--- start Given records ---

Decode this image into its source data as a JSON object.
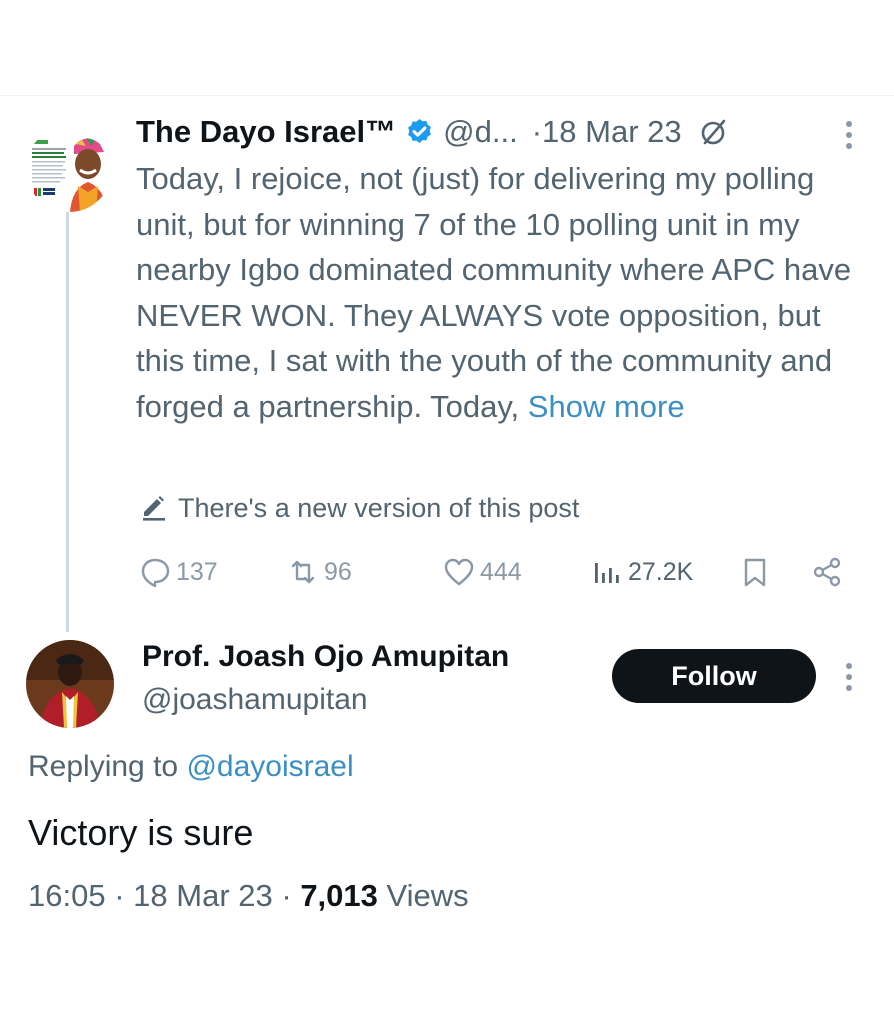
{
  "parent_tweet": {
    "name": "The Dayo Israel™",
    "handle": "@d...",
    "separator": "·",
    "date": "18 Mar 23",
    "text": "Today, I rejoice, not (just) for delivering my polling unit, but for winning 7 of the 10 polling unit in my nearby Igbo dominated community where APC have NEVER WON. They ALWAYS vote opposition, but this time, I sat with the youth of the community and forged a partnership. Today,",
    "show_more": "Show more",
    "new_version_notice": "There's a new version of this post",
    "actions": {
      "replies": "137",
      "reposts": "96",
      "likes": "444",
      "views": "27.2K"
    },
    "icons": {
      "verified": "verified-badge-icon",
      "edited": "edit-history-icon",
      "more": "more-vertical-icon",
      "pencil": "pencil-icon",
      "reply": "reply-icon",
      "repost": "repost-icon",
      "like": "heart-icon",
      "views": "views-bar-chart-icon",
      "bookmark": "bookmark-icon",
      "share": "share-icon"
    }
  },
  "reply_tweet": {
    "name": "Prof. Joash Ojo Amupitan",
    "handle": "@joashamupitan",
    "follow_label": "Follow",
    "replying_to_prefix": "Replying to",
    "replying_to_handle": "@dayoisrael",
    "text": "Victory is sure",
    "time": "16:05",
    "date": "18 Mar 23",
    "views_count": "7,013",
    "views_label": "Views"
  },
  "colors": {
    "text_primary": "#0f1419",
    "text_secondary": "#536471",
    "link": "#3b8fc2",
    "verified": "#1d9bf0",
    "follow_button": "#0f1419"
  }
}
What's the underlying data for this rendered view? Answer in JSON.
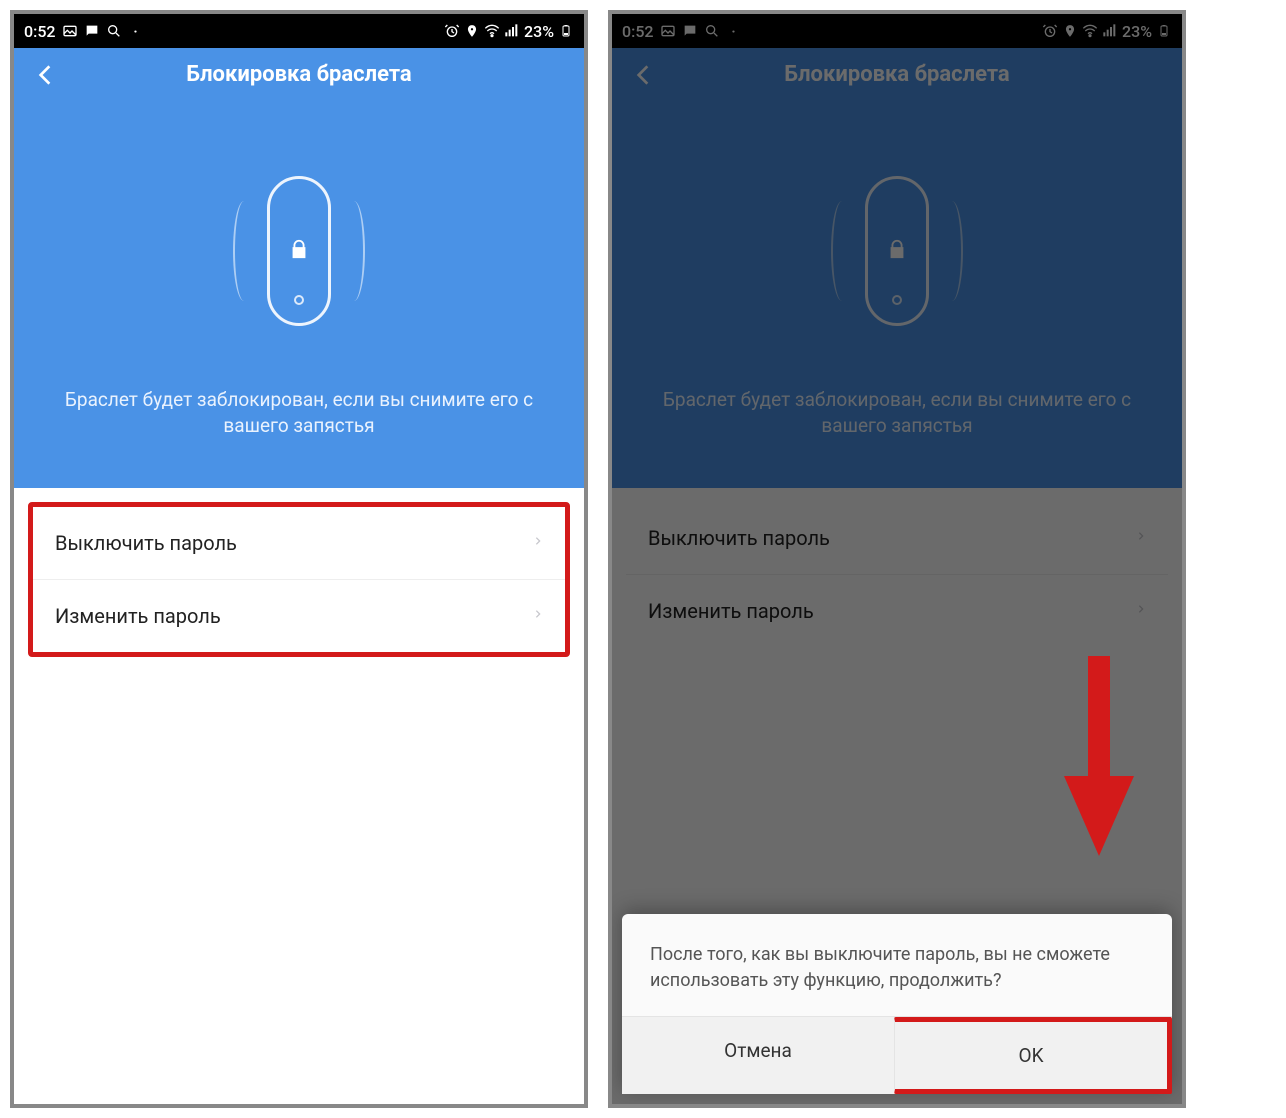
{
  "status": {
    "time": "0:52",
    "battery_pct": "23%",
    "icons_left": [
      "image-icon",
      "chat-icon",
      "search-icon",
      "dot-icon"
    ],
    "icons_right": [
      "alarm-icon",
      "location-icon",
      "wifi-icon",
      "signal-icon",
      "battery-icon"
    ]
  },
  "screen": {
    "title": "Блокировка браслета",
    "hero_desc": "Браслет будет заблокирован, если вы снимите его с вашего запястья",
    "menu": {
      "disable_password": "Выключить пароль",
      "change_password": "Изменить пароль"
    }
  },
  "dialog": {
    "message": "После того, как вы выключите пароль, вы не сможете использовать эту функцию, продолжить?",
    "cancel": "Отмена",
    "ok": "OK"
  }
}
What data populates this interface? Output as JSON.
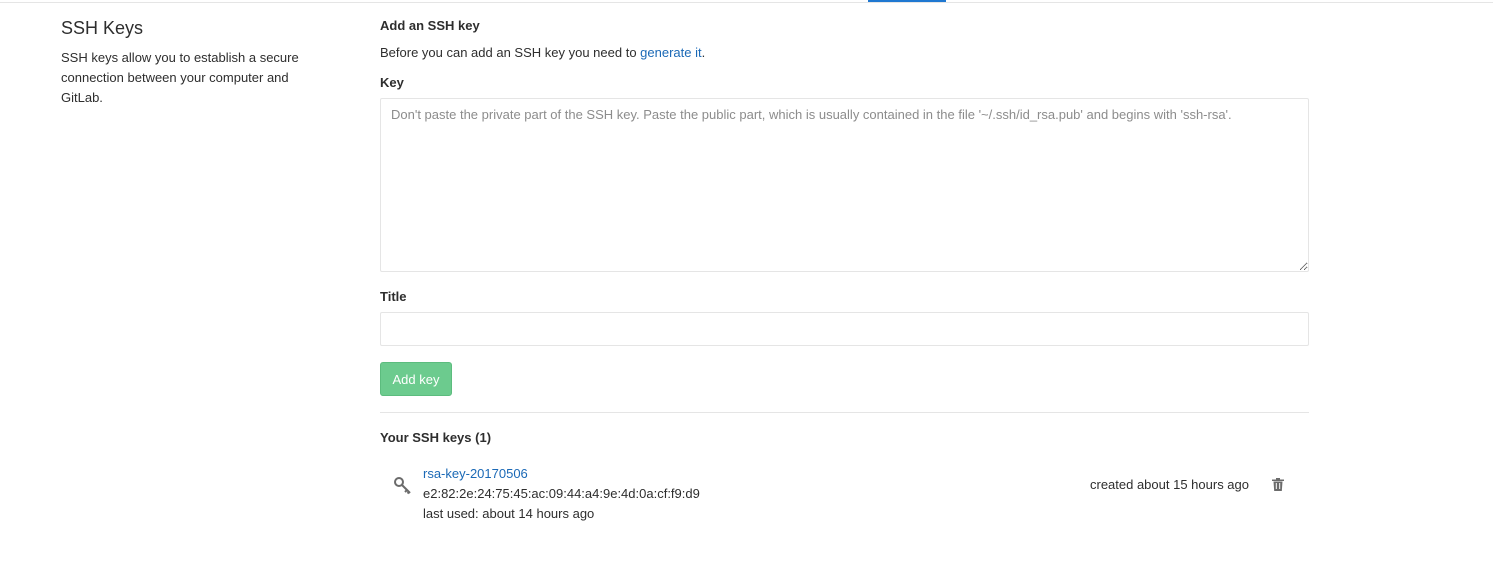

--- end Given records ---

_What to produce_: Return the whole listing, word for word, and leave out every picture.

_Output of the exercise_:
Decode this image into its source data as a JSON object.
{
  "parent_tweet": {
    "name": "The Dayo Israel™",
    "handle": "@d...",
    "separator": "·",
    "date": "18 Mar 23",
    "text": "Today, I rejoice, not (just) for delivering my polling unit, but for winning 7 of the 10 polling unit in my nearby Igbo dominated community where APC have NEVER WON. They ALWAYS vote opposition, but this time, I sat with the youth of the community and forged a partnership. Today,",
    "show_more": "Show more",
    "new_version_notice": "There's a new version of this post",
    "actions": {
      "replies": "137",
      "reposts": "96",
      "likes": "444",
      "views": "27.2K"
    },
    "icons": {
      "verified": "verified-badge-icon",
      "edited": "edit-history-icon",
      "more": "more-vertical-icon",
      "pencil": "pencil-icon",
      "reply": "reply-icon",
      "repost": "repost-icon",
      "like": "heart-icon",
      "views": "views-bar-chart-icon",
      "bookmark": "bookmark-icon",
      "share": "share-icon"
    }
  },
  "reply_tweet": {
    "name": "Prof. Joash Ojo Amupitan",
    "handle": "@joashamupitan",
    "follow_label": "Follow",
    "replying_to_prefix": "Replying to",
    "replying_to_handle": "@dayoisrael",
    "text": "Victory is sure",
    "time": "16:05",
    "date": "18 Mar 23",
    "views_count": "7,013",
    "views_label": "Views"
  },
  "colors": {
    "text_primary": "#0f1419",
    "text_secondary": "#536471",
    "link": "#3b8fc2",
    "verified": "#1d9bf0",
    "follow_button": "#0f1419"
  }
}
What's the underlying data for this rendered view? Answer in JSON.
{
  "status": {
    "time": "0:52",
    "battery_pct": "23%",
    "icons_left": [
      "image-icon",
      "chat-icon",
      "search-icon",
      "dot-icon"
    ],
    "icons_right": [
      "alarm-icon",
      "location-icon",
      "wifi-icon",
      "signal-icon",
      "battery-icon"
    ]
  },
  "screen": {
    "title": "Блокировка браслета",
    "hero_desc": "Браслет будет заблокирован, если вы снимите его с вашего запястья",
    "menu": {
      "disable_password": "Выключить пароль",
      "change_password": "Изменить пароль"
    }
  },
  "dialog": {
    "message": "После того, как вы выключите пароль, вы не сможете использовать эту функцию, продолжить?",
    "cancel": "Отмена",
    "ok": "OK"
  }
}
What data populates this interface? Output as JSON.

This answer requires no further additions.